Exercise task. Collect all the lines that mention the word "APRENDIZAJE".

Records from a data collection.

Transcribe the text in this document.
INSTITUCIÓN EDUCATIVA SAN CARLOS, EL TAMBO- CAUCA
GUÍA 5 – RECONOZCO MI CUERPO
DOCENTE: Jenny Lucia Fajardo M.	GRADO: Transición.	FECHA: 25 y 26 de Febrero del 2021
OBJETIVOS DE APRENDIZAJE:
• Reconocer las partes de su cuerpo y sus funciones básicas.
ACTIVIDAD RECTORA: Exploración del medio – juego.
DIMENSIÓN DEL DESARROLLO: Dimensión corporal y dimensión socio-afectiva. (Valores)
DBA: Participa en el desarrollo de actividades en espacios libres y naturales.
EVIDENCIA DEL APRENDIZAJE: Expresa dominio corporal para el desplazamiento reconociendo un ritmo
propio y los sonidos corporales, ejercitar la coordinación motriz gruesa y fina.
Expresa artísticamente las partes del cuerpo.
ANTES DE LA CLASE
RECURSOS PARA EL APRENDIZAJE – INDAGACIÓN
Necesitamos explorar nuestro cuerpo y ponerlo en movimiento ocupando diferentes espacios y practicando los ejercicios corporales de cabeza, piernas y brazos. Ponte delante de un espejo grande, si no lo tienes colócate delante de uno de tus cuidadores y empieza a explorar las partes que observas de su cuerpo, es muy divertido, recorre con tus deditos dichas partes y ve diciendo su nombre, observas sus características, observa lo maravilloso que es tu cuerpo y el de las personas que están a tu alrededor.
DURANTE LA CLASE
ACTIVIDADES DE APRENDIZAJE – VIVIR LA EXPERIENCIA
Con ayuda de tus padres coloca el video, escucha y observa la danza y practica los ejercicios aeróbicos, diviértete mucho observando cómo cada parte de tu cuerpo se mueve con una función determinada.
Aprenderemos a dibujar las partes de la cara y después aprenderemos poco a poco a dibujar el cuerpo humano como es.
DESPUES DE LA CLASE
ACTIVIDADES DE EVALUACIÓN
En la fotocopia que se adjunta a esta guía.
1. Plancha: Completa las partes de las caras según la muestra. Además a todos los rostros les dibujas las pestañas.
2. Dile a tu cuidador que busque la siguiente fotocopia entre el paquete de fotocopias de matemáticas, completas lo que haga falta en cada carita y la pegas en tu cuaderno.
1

Result.
OBJETIVOS DE APRENDIZAJE:
EVIDENCIA DEL APRENDIZAJE: Expresa dominio corporal para el desplazamiento reconociendo un ritmo
RECURSOS PARA EL APRENDIZAJE – INDAGACIÓN
ACTIVIDADES DE APRENDIZAJE – VIVIR LA EXPERIENCIA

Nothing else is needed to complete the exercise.